▸ **Data records**:
....
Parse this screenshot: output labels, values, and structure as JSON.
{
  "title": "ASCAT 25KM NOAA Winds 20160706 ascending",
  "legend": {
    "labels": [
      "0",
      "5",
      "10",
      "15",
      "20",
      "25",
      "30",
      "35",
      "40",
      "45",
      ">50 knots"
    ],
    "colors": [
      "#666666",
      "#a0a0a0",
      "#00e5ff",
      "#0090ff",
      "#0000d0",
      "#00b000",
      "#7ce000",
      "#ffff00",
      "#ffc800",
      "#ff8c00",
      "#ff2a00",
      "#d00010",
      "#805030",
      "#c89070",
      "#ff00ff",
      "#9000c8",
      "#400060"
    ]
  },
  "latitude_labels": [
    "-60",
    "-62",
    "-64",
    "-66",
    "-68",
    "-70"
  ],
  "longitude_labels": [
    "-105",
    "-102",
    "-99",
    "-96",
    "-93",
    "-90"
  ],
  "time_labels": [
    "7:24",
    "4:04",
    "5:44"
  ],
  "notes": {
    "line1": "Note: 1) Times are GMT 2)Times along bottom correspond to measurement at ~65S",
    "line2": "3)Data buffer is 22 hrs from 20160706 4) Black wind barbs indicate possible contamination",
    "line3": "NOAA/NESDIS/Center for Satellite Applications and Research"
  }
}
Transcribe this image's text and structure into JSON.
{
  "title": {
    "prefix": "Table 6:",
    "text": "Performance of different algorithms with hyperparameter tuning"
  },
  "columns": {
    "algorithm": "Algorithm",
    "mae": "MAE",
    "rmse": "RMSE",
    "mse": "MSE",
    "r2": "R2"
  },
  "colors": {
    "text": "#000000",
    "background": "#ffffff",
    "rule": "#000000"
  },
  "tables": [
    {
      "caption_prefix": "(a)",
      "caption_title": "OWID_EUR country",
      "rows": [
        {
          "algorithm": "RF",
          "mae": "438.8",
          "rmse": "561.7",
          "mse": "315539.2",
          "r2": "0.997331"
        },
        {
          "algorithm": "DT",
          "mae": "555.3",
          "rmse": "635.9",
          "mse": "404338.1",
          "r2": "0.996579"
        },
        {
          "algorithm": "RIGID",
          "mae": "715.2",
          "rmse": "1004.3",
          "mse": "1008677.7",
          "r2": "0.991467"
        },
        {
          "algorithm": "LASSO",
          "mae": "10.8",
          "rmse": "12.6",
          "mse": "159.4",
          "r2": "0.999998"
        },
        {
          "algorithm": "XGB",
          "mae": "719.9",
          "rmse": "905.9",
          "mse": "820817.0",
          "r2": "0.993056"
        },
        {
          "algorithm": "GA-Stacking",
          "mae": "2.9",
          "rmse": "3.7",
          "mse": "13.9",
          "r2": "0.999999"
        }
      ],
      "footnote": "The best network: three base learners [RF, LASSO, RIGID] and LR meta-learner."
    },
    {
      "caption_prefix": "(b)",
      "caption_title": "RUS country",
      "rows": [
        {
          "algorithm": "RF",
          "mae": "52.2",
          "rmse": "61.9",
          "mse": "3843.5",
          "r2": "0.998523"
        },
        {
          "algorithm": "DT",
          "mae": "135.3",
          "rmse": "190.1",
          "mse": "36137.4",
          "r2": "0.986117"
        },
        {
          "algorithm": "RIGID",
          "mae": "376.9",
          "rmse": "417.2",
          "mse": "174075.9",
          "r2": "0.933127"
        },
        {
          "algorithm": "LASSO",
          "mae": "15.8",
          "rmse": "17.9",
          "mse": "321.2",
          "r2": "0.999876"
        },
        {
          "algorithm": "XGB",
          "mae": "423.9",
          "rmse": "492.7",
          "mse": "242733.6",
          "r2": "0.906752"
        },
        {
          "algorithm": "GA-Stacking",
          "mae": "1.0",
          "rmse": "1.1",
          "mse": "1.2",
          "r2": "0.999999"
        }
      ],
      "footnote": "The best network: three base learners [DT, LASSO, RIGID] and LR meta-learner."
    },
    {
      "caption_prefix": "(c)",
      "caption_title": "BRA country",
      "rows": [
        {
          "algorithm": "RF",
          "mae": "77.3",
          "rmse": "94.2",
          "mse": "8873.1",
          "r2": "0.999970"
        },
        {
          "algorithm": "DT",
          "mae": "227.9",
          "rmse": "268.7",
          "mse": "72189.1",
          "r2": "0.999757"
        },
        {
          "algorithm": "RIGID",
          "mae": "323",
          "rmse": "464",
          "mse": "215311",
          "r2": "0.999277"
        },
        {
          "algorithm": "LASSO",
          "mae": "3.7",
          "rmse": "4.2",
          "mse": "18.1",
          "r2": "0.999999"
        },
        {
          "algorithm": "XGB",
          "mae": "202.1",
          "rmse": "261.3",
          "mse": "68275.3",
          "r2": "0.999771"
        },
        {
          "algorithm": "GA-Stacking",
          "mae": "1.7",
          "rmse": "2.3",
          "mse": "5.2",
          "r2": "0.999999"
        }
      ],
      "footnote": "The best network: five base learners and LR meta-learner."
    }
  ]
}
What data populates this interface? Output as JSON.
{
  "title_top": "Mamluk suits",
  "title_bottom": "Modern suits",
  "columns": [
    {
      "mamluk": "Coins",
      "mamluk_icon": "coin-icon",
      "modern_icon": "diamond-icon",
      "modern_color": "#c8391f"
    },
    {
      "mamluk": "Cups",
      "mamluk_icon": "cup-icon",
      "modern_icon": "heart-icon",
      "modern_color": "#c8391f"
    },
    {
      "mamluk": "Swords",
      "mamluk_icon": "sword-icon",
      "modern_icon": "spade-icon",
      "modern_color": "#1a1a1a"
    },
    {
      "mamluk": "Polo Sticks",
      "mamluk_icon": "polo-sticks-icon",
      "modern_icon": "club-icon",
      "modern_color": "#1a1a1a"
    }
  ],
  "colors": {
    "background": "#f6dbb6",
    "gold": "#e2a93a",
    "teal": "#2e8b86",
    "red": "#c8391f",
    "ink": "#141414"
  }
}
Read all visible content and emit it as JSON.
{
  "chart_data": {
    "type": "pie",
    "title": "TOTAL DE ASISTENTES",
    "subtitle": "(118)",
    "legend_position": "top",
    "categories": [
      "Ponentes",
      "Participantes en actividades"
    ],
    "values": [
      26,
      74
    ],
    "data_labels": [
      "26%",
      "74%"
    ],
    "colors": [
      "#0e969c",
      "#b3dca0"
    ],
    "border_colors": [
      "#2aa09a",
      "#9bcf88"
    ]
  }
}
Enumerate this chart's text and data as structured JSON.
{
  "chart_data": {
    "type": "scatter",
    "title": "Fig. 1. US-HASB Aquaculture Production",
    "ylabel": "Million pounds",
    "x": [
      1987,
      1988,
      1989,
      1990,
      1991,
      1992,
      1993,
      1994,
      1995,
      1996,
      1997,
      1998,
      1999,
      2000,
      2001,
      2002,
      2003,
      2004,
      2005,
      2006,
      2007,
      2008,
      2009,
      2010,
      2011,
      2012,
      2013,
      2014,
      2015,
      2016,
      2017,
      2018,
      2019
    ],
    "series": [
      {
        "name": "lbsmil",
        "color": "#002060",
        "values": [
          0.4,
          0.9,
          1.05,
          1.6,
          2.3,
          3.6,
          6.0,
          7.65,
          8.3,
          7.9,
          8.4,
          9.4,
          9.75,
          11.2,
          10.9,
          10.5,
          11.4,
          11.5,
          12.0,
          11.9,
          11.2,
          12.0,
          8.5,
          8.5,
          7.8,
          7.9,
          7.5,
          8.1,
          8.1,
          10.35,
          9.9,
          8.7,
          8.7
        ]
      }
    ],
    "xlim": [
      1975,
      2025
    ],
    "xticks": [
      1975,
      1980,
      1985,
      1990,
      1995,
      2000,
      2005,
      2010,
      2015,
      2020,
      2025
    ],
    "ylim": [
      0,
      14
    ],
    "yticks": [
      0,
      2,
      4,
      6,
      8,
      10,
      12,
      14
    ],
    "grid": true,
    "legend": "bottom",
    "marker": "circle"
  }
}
....
▸ **Work required**:
Look through the records and gather each line with the word "icon".

▸ **The solution**:
      "mamluk_icon": "coin-icon",
      "modern_icon": "diamond-icon",
      "mamluk_icon": "cup-icon",
      "modern_icon": "heart-icon",
      "mamluk_icon": "sword-icon",
      "modern_icon": "spade-icon",
      "mamluk_icon": "polo-sticks-icon",
      "modern_icon": "club-icon",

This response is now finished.